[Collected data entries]
───

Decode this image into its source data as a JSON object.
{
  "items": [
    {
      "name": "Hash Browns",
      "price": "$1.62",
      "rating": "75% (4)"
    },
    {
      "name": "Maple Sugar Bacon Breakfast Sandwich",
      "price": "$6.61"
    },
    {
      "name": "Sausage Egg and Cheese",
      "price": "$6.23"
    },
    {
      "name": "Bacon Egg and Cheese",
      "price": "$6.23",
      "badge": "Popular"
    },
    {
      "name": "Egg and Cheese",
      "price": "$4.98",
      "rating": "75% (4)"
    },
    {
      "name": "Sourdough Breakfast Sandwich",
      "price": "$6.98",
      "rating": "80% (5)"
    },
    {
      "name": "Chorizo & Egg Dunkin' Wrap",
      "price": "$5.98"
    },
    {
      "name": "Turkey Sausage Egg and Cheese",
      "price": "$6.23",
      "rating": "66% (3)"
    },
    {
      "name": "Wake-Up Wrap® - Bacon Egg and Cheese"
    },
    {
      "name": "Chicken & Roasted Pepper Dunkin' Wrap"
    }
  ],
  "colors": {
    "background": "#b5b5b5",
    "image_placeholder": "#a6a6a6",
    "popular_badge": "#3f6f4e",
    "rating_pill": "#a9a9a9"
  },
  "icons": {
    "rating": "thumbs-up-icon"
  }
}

───

### GIVEN TASK:
Using the material above, copy every line in which the string "Wrap" occurs.

### EXPECTED ANSWER:
      "name": "Chorizo & Egg Dunkin' Wrap",
      "name": "Wake-Up Wrap® - Bacon Egg and Cheese"
      "name": "Chicken & Roasted Pepper Dunkin' Wrap"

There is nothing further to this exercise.